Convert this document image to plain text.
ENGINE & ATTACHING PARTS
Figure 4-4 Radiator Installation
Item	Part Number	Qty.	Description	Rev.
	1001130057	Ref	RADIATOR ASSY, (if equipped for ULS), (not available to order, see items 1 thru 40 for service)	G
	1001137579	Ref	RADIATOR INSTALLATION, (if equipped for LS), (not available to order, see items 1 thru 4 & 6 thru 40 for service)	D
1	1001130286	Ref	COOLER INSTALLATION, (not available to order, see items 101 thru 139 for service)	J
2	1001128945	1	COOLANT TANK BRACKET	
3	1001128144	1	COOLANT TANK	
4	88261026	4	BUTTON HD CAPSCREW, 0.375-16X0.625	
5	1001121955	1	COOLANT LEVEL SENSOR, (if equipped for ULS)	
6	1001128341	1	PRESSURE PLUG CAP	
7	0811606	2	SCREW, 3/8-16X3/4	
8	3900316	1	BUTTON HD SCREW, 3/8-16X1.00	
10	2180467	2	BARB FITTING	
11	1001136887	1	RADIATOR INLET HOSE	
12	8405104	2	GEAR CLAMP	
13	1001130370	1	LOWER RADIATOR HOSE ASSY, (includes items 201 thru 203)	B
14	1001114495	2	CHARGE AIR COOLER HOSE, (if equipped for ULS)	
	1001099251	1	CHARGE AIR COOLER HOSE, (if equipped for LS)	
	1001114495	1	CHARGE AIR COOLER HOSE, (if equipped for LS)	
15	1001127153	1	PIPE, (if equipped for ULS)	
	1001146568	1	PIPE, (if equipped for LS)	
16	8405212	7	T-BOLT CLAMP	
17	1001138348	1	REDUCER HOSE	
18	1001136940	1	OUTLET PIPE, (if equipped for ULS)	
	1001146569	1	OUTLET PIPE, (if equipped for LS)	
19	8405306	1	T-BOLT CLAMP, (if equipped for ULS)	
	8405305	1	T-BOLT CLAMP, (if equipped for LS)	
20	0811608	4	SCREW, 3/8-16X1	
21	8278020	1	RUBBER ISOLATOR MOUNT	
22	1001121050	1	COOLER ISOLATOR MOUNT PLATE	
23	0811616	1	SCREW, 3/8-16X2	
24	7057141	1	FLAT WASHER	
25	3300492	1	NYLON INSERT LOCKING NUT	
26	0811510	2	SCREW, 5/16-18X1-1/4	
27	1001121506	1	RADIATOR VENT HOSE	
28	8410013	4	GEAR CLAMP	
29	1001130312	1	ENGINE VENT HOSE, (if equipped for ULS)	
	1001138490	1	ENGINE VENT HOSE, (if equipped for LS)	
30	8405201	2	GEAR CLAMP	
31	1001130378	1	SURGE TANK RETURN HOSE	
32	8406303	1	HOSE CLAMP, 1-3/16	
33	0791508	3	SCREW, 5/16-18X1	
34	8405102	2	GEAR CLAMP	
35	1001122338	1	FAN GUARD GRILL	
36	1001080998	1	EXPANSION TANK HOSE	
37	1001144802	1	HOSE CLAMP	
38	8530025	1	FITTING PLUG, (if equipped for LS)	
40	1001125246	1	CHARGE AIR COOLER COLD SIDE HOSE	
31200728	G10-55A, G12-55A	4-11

=== Task instructions ===
Go through the listing and print each line exactly as it appears.

=== Exercise output ===
Convert this document image to plain text.
ENGINE & ATTACHING PARTS
Figure 4-4 Radiator Installation
Item	Part Number	Qty.	Description	Rev.
	1001130057	Ref	RADIATOR ASSY, (if equipped for ULS), (not available to order, see items 1 thru 40 for service)	G
	1001137579	Ref	RADIATOR INSTALLATION, (if equipped for LS), (not available to order, see items 1 thru 4 & 6 thru 40 for service)	D
1	1001130286	Ref	COOLER INSTALLATION, (not available to order, see items 101 thru 139 for service)	J
2	1001128945	1	COOLANT TANK BRACKET	
3	1001128144	1	COOLANT TANK	
4	88261026	4	BUTTON HD CAPSCREW, 0.375-16X0.625	
5	1001121955	1	COOLANT LEVEL SENSOR, (if equipped for ULS)	
6	1001128341	1	PRESSURE PLUG CAP	
7	0811606	2	SCREW, 3/8-16X3/4	
8	3900316	1	BUTTON HD SCREW, 3/8-16X1.00	
10	2180467	2	BARB FITTING	
11	1001136887	1	RADIATOR INLET HOSE	
12	8405104	2	GEAR CLAMP	
13	1001130370	1	LOWER RADIATOR HOSE ASSY, (includes items 201 thru 203)	B
14	1001114495	2	CHARGE AIR COOLER HOSE, (if equipped for ULS)	
	1001099251	1	CHARGE AIR COOLER HOSE, (if equipped for LS)	
	1001114495	1	CHARGE AIR COOLER HOSE, (if equipped for LS)	
15	1001127153	1	PIPE, (if equipped for ULS)	
	1001146568	1	PIPE, (if equipped for LS)	
16	8405212	7	T-BOLT CLAMP	
17	1001138348	1	REDUCER HOSE	
18	1001136940	1	OUTLET PIPE, (if equipped for ULS)	
	1001146569	1	OUTLET PIPE, (if equipped for LS)	
19	8405306	1	T-BOLT CLAMP, (if equipped for ULS)	
	8405305	1	T-BOLT CLAMP, (if equipped for LS)	
20	0811608	4	SCREW, 3/8-16X1	
21	8278020	1	RUBBER ISOLATOR MOUNT	
22	1001121050	1	COOLER ISOLATOR MOUNT PLATE	
23	0811616	1	SCREW, 3/8-16X2	
24	7057141	1	FLAT WASHER	
25	3300492	1	NYLON INSERT LOCKING NUT	
26	0811510	2	SCREW, 5/16-18X1-1/4	
27	1001121506	1	RADIATOR VENT HOSE	
28	8410013	4	GEAR CLAMP	
29	1001130312	1	ENGINE VENT HOSE, (if equipped for ULS)	
	1001138490	1	ENGINE VENT HOSE, (if equipped for LS)	
30	8405201	2	GEAR CLAMP	
31	1001130378	1	SURGE TANK RETURN HOSE	
32	8406303	1	HOSE CLAMP, 1-3/16	
33	0791508	3	SCREW, 5/16-18X1	
34	8405102	2	GEAR CLAMP	
35	1001122338	1	FAN GUARD GRILL	
36	1001080998	1	EXPANSION TANK HOSE	
37	1001144802	1	HOSE CLAMP	
38	8530025	1	FITTING PLUG, (if equipped for LS)	
40	1001125246	1	CHARGE AIR COOLER COLD SIDE HOSE	
31200728	G10-55A, G12-55A	4-11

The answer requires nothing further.